AIM → The entries below should be transcribed in their entirety, exactly as written.

# Start of RECORDS FOR PROCESSING

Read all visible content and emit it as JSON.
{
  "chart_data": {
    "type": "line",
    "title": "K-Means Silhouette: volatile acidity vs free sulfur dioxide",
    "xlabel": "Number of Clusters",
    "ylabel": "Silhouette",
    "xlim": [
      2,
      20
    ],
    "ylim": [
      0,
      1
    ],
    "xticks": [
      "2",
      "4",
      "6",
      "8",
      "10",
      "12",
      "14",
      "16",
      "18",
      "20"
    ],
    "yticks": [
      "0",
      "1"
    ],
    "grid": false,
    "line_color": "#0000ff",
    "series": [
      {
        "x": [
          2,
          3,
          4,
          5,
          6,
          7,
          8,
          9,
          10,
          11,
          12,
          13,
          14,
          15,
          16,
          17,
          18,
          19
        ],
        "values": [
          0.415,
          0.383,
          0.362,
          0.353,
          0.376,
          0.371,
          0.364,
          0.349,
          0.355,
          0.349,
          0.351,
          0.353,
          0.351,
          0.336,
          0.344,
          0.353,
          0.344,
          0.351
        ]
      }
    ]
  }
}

# End of RECORDS FOR PROCESSING

SOLUTION →
Read all visible content and emit it as JSON.
{
  "chart_data": {
    "type": "line",
    "title": "K-Means Silhouette: volatile acidity vs free sulfur dioxide",
    "xlabel": "Number of Clusters",
    "ylabel": "Silhouette",
    "xlim": [
      2,
      20
    ],
    "ylim": [
      0,
      1
    ],
    "xticks": [
      "2",
      "4",
      "6",
      "8",
      "10",
      "12",
      "14",
      "16",
      "18",
      "20"
    ],
    "yticks": [
      "0",
      "1"
    ],
    "grid": false,
    "line_color": "#0000ff",
    "series": [
      {
        "x": [
          2,
          3,
          4,
          5,
          6,
          7,
          8,
          9,
          10,
          11,
          12,
          13,
          14,
          15,
          16,
          17,
          18,
          19
        ],
        "values": [
          0.415,
          0.383,
          0.362,
          0.353,
          0.376,
          0.371,
          0.364,
          0.349,
          0.355,
          0.349,
          0.351,
          0.353,
          0.351,
          0.336,
          0.344,
          0.353,
          0.344,
          0.351
        ]
      }
    ]
  }
}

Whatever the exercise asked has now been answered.